### WHAT TO PRODUCE
Nothing should be left out: output all of the entries exactly.
** Start of TASK DATA **
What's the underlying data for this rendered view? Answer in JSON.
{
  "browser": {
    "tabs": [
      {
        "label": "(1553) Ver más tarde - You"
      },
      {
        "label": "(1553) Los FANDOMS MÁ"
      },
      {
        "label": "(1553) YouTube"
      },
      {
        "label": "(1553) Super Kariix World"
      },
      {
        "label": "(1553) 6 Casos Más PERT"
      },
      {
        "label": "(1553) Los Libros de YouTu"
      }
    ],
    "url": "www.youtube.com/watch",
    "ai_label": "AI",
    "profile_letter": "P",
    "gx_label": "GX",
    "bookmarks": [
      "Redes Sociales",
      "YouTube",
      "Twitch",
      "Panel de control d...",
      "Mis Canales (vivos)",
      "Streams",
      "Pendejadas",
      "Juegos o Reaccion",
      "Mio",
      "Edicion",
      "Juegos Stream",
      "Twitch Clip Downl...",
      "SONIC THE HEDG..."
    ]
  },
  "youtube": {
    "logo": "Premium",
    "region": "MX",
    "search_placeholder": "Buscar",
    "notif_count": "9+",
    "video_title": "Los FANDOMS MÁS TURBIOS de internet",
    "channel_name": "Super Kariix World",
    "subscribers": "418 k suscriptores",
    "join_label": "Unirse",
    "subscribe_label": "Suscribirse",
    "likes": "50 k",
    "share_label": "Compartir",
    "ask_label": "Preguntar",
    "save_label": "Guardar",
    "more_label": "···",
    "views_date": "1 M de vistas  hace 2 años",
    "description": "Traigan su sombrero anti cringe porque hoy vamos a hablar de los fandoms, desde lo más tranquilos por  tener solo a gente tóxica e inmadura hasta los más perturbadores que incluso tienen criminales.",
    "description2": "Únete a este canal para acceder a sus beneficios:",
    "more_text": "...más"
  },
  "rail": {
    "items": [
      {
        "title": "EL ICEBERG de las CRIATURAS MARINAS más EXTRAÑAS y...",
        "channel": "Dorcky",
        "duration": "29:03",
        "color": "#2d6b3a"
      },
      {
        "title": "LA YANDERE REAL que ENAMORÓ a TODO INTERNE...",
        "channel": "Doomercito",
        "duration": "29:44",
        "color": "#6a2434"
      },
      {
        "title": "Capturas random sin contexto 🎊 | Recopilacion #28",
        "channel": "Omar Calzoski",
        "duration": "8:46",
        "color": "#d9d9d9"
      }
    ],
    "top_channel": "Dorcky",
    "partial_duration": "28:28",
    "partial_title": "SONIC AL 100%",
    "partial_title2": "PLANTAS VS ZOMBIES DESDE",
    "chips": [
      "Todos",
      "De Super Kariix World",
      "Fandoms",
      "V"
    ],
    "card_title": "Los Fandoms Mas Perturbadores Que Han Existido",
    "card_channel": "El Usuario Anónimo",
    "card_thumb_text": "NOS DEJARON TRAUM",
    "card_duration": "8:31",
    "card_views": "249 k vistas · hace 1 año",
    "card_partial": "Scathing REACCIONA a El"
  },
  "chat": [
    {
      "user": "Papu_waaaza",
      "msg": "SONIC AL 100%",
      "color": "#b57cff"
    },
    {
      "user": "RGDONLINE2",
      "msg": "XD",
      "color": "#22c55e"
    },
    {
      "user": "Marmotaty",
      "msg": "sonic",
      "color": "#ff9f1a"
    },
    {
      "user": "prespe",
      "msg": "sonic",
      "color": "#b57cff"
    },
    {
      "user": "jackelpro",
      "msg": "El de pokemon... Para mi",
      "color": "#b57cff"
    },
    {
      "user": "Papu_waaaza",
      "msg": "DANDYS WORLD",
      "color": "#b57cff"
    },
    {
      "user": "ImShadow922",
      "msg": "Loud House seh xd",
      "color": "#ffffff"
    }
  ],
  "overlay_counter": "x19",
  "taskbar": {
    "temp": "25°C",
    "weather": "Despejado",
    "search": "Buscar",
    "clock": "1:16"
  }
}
** End of TASK DATA **
### ANSWER TO THIS TASK
What's the underlying data for this rendered view? Answer in JSON.
{
  "browser": {
    "tabs": [
      {
        "label": "(1553) Ver más tarde - You"
      },
      {
        "label": "(1553) Los FANDOMS MÁ"
      },
      {
        "label": "(1553) YouTube"
      },
      {
        "label": "(1553) Super Kariix World"
      },
      {
        "label": "(1553) 6 Casos Más PERT"
      },
      {
        "label": "(1553) Los Libros de YouTu"
      }
    ],
    "url": "www.youtube.com/watch",
    "ai_label": "AI",
    "profile_letter": "P",
    "gx_label": "GX",
    "bookmarks": [
      "Redes Sociales",
      "YouTube",
      "Twitch",
      "Panel de control d...",
      "Mis Canales (vivos)",
      "Streams",
      "Pendejadas",
      "Juegos o Reaccion",
      "Mio",
      "Edicion",
      "Juegos Stream",
      "Twitch Clip Downl...",
      "SONIC THE HEDG..."
    ]
  },
  "youtube": {
    "logo": "Premium",
    "region": "MX",
    "search_placeholder": "Buscar",
    "notif_count": "9+",
    "video_title": "Los FANDOMS MÁS TURBIOS de internet",
    "channel_name": "Super Kariix World",
    "subscribers": "418 k suscriptores",
    "join_label": "Unirse",
    "subscribe_label": "Suscribirse",
    "likes": "50 k",
    "share_label": "Compartir",
    "ask_label": "Preguntar",
    "save_label": "Guardar",
    "more_label": "···",
    "views_date": "1 M de vistas  hace 2 años",
    "description": "Traigan su sombrero anti cringe porque hoy vamos a hablar de los fandoms, desde lo más tranquilos por  tener solo a gente tóxica e inmadura hasta los más perturbadores que incluso tienen criminales.",
    "description2": "Únete a este canal para acceder a sus beneficios:",
    "more_text": "...más"
  },
  "rail": {
    "items": [
      {
        "title": "EL ICEBERG de las CRIATURAS MARINAS más EXTRAÑAS y...",
        "channel": "Dorcky",
        "duration": "29:03",
        "color": "#2d6b3a"
      },
      {
        "title": "LA YANDERE REAL que ENAMORÓ a TODO INTERNE...",
        "channel": "Doomercito",
        "duration": "29:44",
        "color": "#6a2434"
      },
      {
        "title": "Capturas random sin contexto 🎊 | Recopilacion #28",
        "channel": "Omar Calzoski",
        "duration": "8:46",
        "color": "#d9d9d9"
      }
    ],
    "top_channel": "Dorcky",
    "partial_duration": "28:28",
    "partial_title": "SONIC AL 100%",
    "partial_title2": "PLANTAS VS ZOMBIES DESDE",
    "chips": [
      "Todos",
      "De Super Kariix World",
      "Fandoms",
      "V"
    ],
    "card_title": "Los Fandoms Mas Perturbadores Que Han Existido",
    "card_channel": "El Usuario Anónimo",
    "card_thumb_text": "NOS DEJARON TRAUM",
    "card_duration": "8:31",
    "card_views": "249 k vistas · hace 1 año",
    "card_partial": "Scathing REACCIONA a El"
  },
  "chat": [
    {
      "user": "Papu_waaaza",
      "msg": "SONIC AL 100%",
      "color": "#b57cff"
    },
    {
      "user": "RGDONLINE2",
      "msg": "XD",
      "color": "#22c55e"
    },
    {
      "user": "Marmotaty",
      "msg": "sonic",
      "color": "#ff9f1a"
    },
    {
      "user": "prespe",
      "msg": "sonic",
      "color": "#b57cff"
    },
    {
      "user": "jackelpro",
      "msg": "El de pokemon... Para mi",
      "color": "#b57cff"
    },
    {
      "user": "Papu_waaaza",
      "msg": "DANDYS WORLD",
      "color": "#b57cff"
    },
    {
      "user": "ImShadow922",
      "msg": "Loud House seh xd",
      "color": "#ffffff"
    }
  ],
  "overlay_counter": "x19",
  "taskbar": {
    "temp": "25°C",
    "weather": "Despejado",
    "search": "Buscar",
    "clock": "1:16"
  }
}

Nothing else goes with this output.